GIVEN INSTRUCTION:
Give a verbatim copy of the lines below, minus the pictures.

Chart and figure data:
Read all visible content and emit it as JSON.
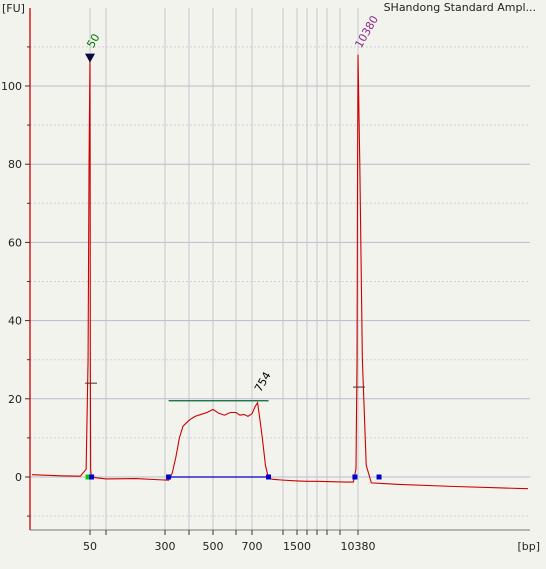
{
  "chart_data": {
    "type": "line",
    "title": "SHandong Standard Ampl...",
    "ylabel": "[FU]",
    "xlabel": "[bp]",
    "x_scale": "ladder (non-linear, by migration time)",
    "ylim": [
      -15,
      118
    ],
    "grid": true,
    "y_ticks": [
      {
        "value": 0,
        "label": "0"
      },
      {
        "value": 20,
        "label": "20"
      },
      {
        "value": 40,
        "label": "40"
      },
      {
        "value": 60,
        "label": "60"
      },
      {
        "value": 80,
        "label": "80"
      },
      {
        "value": 100,
        "label": "100"
      }
    ],
    "x_ticks": [
      {
        "value": 50,
        "label": "50"
      },
      {
        "value": 300,
        "label": "300"
      },
      {
        "value": 500,
        "label": "500"
      },
      {
        "value": 700,
        "label": "700"
      },
      {
        "value": 1500,
        "label": "1500"
      },
      {
        "value": 10380,
        "label": "10380"
      }
    ],
    "ladder_sizes": [
      50,
      100,
      300,
      400,
      500,
      600,
      700,
      1000,
      1500,
      2000,
      3000,
      4000,
      7000,
      10380
    ],
    "peak_labels": [
      {
        "text": "50",
        "x": 50,
        "y": 108,
        "color": "#007a00"
      },
      {
        "text": "754",
        "x": 754,
        "y": 20,
        "color": "#000000"
      },
      {
        "text": "10380",
        "x": 10380,
        "y": 108,
        "color": "#8b2a8b"
      }
    ],
    "series": [
      {
        "color": "#cc0000",
        "points": [
          [
            20,
            0.6
          ],
          [
            35,
            0.3
          ],
          [
            45,
            0.2
          ],
          [
            48,
            2
          ],
          [
            49,
            30
          ],
          [
            49.5,
            80
          ],
          [
            50,
            108
          ],
          [
            50.5,
            80
          ],
          [
            51,
            30
          ],
          [
            52,
            2
          ],
          [
            54,
            0.1
          ],
          [
            70,
            -0.2
          ],
          [
            100,
            -0.5
          ],
          [
            200,
            -0.4
          ],
          [
            280,
            -0.7
          ],
          [
            315,
            -0.8
          ],
          [
            330,
            1
          ],
          [
            345,
            5
          ],
          [
            360,
            10
          ],
          [
            375,
            13
          ],
          [
            400,
            14.5
          ],
          [
            425,
            15.5
          ],
          [
            450,
            16
          ],
          [
            475,
            16.5
          ],
          [
            500,
            17.3
          ],
          [
            525,
            16.3
          ],
          [
            550,
            15.8
          ],
          [
            575,
            16.5
          ],
          [
            600,
            16.5
          ],
          [
            625,
            15.8
          ],
          [
            650,
            16
          ],
          [
            675,
            15.5
          ],
          [
            700,
            16.2
          ],
          [
            730,
            18
          ],
          [
            754,
            19
          ],
          [
            775,
            15
          ],
          [
            800,
            10
          ],
          [
            830,
            3
          ],
          [
            860,
            -0.3
          ],
          [
            900,
            -0.6
          ],
          [
            1000,
            -0.8
          ],
          [
            1500,
            -1
          ],
          [
            2000,
            -1.1
          ],
          [
            3000,
            -1.1
          ],
          [
            5000,
            -1.2
          ],
          [
            8000,
            -1.3
          ],
          [
            9500,
            -1.3
          ],
          [
            10000,
            2
          ],
          [
            10200,
            30
          ],
          [
            10300,
            80
          ],
          [
            10380,
            108
          ],
          [
            10450,
            80
          ],
          [
            10550,
            30
          ],
          [
            10700,
            3
          ],
          [
            10900,
            -1.5
          ],
          [
            12000,
            -1.9
          ],
          [
            14000,
            -2.4
          ],
          [
            16000,
            -2.8
          ],
          [
            17000,
            -3.0
          ]
        ]
      }
    ],
    "regions": [
      {
        "from": 315,
        "to": 860,
        "y": 19.5,
        "label": "754"
      }
    ],
    "markers": [
      {
        "x": 49,
        "kind": "start",
        "color": "#00cc00"
      },
      {
        "x": 55,
        "kind": "end",
        "color": "#0000cc"
      },
      {
        "x": 315,
        "kind": "start",
        "color": "#0000cc"
      },
      {
        "x": 860,
        "kind": "end",
        "color": "#0000cc"
      },
      {
        "x": 9800,
        "kind": "start",
        "color": "#0000cc"
      },
      {
        "x": 11200,
        "kind": "end",
        "color": "#0000cc"
      }
    ]
  }
}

WORKED SOLUTION:
Read all visible content and emit it as JSON.
{
  "chart_data": {
    "type": "line",
    "title": "SHandong Standard Ampl...",
    "ylabel": "[FU]",
    "xlabel": "[bp]",
    "x_scale": "ladder (non-linear, by migration time)",
    "ylim": [
      -15,
      118
    ],
    "grid": true,
    "y_ticks": [
      {
        "value": 0,
        "label": "0"
      },
      {
        "value": 20,
        "label": "20"
      },
      {
        "value": 40,
        "label": "40"
      },
      {
        "value": 60,
        "label": "60"
      },
      {
        "value": 80,
        "label": "80"
      },
      {
        "value": 100,
        "label": "100"
      }
    ],
    "x_ticks": [
      {
        "value": 50,
        "label": "50"
      },
      {
        "value": 300,
        "label": "300"
      },
      {
        "value": 500,
        "label": "500"
      },
      {
        "value": 700,
        "label": "700"
      },
      {
        "value": 1500,
        "label": "1500"
      },
      {
        "value": 10380,
        "label": "10380"
      }
    ],
    "ladder_sizes": [
      50,
      100,
      300,
      400,
      500,
      600,
      700,
      1000,
      1500,
      2000,
      3000,
      4000,
      7000,
      10380
    ],
    "peak_labels": [
      {
        "text": "50",
        "x": 50,
        "y": 108,
        "color": "#007a00"
      },
      {
        "text": "754",
        "x": 754,
        "y": 20,
        "color": "#000000"
      },
      {
        "text": "10380",
        "x": 10380,
        "y": 108,
        "color": "#8b2a8b"
      }
    ],
    "series": [
      {
        "color": "#cc0000",
        "points": [
          [
            20,
            0.6
          ],
          [
            35,
            0.3
          ],
          [
            45,
            0.2
          ],
          [
            48,
            2
          ],
          [
            49,
            30
          ],
          [
            49.5,
            80
          ],
          [
            50,
            108
          ],
          [
            50.5,
            80
          ],
          [
            51,
            30
          ],
          [
            52,
            2
          ],
          [
            54,
            0.1
          ],
          [
            70,
            -0.2
          ],
          [
            100,
            -0.5
          ],
          [
            200,
            -0.4
          ],
          [
            280,
            -0.7
          ],
          [
            315,
            -0.8
          ],
          [
            330,
            1
          ],
          [
            345,
            5
          ],
          [
            360,
            10
          ],
          [
            375,
            13
          ],
          [
            400,
            14.5
          ],
          [
            425,
            15.5
          ],
          [
            450,
            16
          ],
          [
            475,
            16.5
          ],
          [
            500,
            17.3
          ],
          [
            525,
            16.3
          ],
          [
            550,
            15.8
          ],
          [
            575,
            16.5
          ],
          [
            600,
            16.5
          ],
          [
            625,
            15.8
          ],
          [
            650,
            16
          ],
          [
            675,
            15.5
          ],
          [
            700,
            16.2
          ],
          [
            730,
            18
          ],
          [
            754,
            19
          ],
          [
            775,
            15
          ],
          [
            800,
            10
          ],
          [
            830,
            3
          ],
          [
            860,
            -0.3
          ],
          [
            900,
            -0.6
          ],
          [
            1000,
            -0.8
          ],
          [
            1500,
            -1
          ],
          [
            2000,
            -1.1
          ],
          [
            3000,
            -1.1
          ],
          [
            5000,
            -1.2
          ],
          [
            8000,
            -1.3
          ],
          [
            9500,
            -1.3
          ],
          [
            10000,
            2
          ],
          [
            10200,
            30
          ],
          [
            10300,
            80
          ],
          [
            10380,
            108
          ],
          [
            10450,
            80
          ],
          [
            10550,
            30
          ],
          [
            10700,
            3
          ],
          [
            10900,
            -1.5
          ],
          [
            12000,
            -1.9
          ],
          [
            14000,
            -2.4
          ],
          [
            16000,
            -2.8
          ],
          [
            17000,
            -3.0
          ]
        ]
      }
    ],
    "regions": [
      {
        "from": 315,
        "to": 860,
        "y": 19.5,
        "label": "754"
      }
    ],
    "markers": [
      {
        "x": 49,
        "kind": "start",
        "color": "#00cc00"
      },
      {
        "x": 55,
        "kind": "end",
        "color": "#0000cc"
      },
      {
        "x": 315,
        "kind": "start",
        "color": "#0000cc"
      },
      {
        "x": 860,
        "kind": "end",
        "color": "#0000cc"
      },
      {
        "x": 9800,
        "kind": "start",
        "color": "#0000cc"
      },
      {
        "x": 11200,
        "kind": "end",
        "color": "#0000cc"
      }
    ]
  }
}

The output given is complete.